■ **RECORDS TO USE**
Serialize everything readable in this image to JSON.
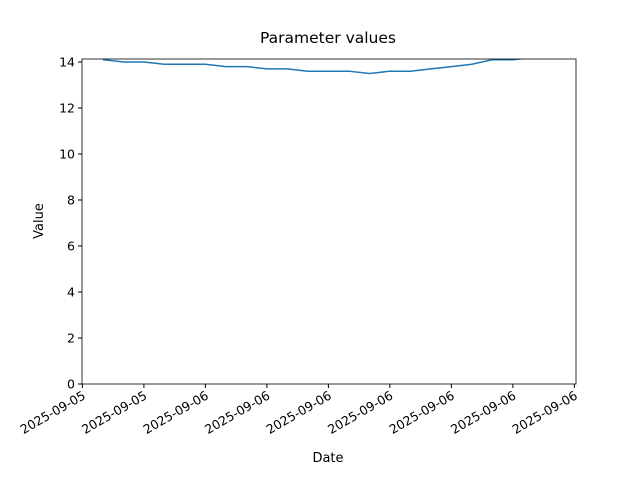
{
  "chart_data": {
    "type": "line",
    "title": "Parameter values",
    "x_label": "Date",
    "y_label": "Value",
    "categories": [
      null,
      null,
      null,
      null,
      null,
      null,
      null,
      null,
      null,
      null,
      null,
      null,
      null,
      null,
      null,
      null,
      null,
      null,
      null,
      null,
      null,
      null,
      null
    ],
    "series": [
      {
        "name": "Value",
        "color": "#1f77b4",
        "values": [
          14.1,
          14.0,
          14.0,
          13.9,
          13.9,
          13.9,
          13.8,
          13.8,
          13.7,
          13.7,
          13.6,
          13.6,
          13.6,
          13.5,
          13.6,
          13.6,
          13.7,
          13.8,
          13.9,
          14.1,
          14.1,
          14.2,
          14.2
        ]
      }
    ],
    "xlim": [
      -1.02,
      23.08
    ],
    "xticks": [
      {
        "value": -1,
        "label": "2025-09-05"
      },
      {
        "value": 2,
        "label": "2025-09-05"
      },
      {
        "value": 5,
        "label": "2025-09-06"
      },
      {
        "value": 8,
        "label": "2025-09-06"
      },
      {
        "value": 11,
        "label": "2025-09-06"
      },
      {
        "value": 14,
        "label": "2025-09-06"
      },
      {
        "value": 17,
        "label": "2025-09-06"
      },
      {
        "value": 20,
        "label": "2025-09-06"
      },
      {
        "value": 23,
        "label": "2025-09-06"
      }
    ],
    "ylim": [
      0,
      14.13
    ],
    "yticks": [
      0,
      2,
      4,
      6,
      8,
      10,
      12,
      14
    ],
    "grid": false
  }
}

■ **YOUR TASK**
Every record gets retyped exactly; no picture goes into the copy.

■ **TASK SOLUTION**
Serialize everything readable in this image to JSON.
{
  "chart_data": {
    "type": "line",
    "title": "Parameter values",
    "x_label": "Date",
    "y_label": "Value",
    "categories": [
      null,
      null,
      null,
      null,
      null,
      null,
      null,
      null,
      null,
      null,
      null,
      null,
      null,
      null,
      null,
      null,
      null,
      null,
      null,
      null,
      null,
      null,
      null
    ],
    "series": [
      {
        "name": "Value",
        "color": "#1f77b4",
        "values": [
          14.1,
          14.0,
          14.0,
          13.9,
          13.9,
          13.9,
          13.8,
          13.8,
          13.7,
          13.7,
          13.6,
          13.6,
          13.6,
          13.5,
          13.6,
          13.6,
          13.7,
          13.8,
          13.9,
          14.1,
          14.1,
          14.2,
          14.2
        ]
      }
    ],
    "xlim": [
      -1.02,
      23.08
    ],
    "xticks": [
      {
        "value": -1,
        "label": "2025-09-05"
      },
      {
        "value": 2,
        "label": "2025-09-05"
      },
      {
        "value": 5,
        "label": "2025-09-06"
      },
      {
        "value": 8,
        "label": "2025-09-06"
      },
      {
        "value": 11,
        "label": "2025-09-06"
      },
      {
        "value": 14,
        "label": "2025-09-06"
      },
      {
        "value": 17,
        "label": "2025-09-06"
      },
      {
        "value": 20,
        "label": "2025-09-06"
      },
      {
        "value": 23,
        "label": "2025-09-06"
      }
    ],
    "ylim": [
      0,
      14.13
    ],
    "yticks": [
      0,
      2,
      4,
      6,
      8,
      10,
      12,
      14
    ],
    "grid": false
  }
}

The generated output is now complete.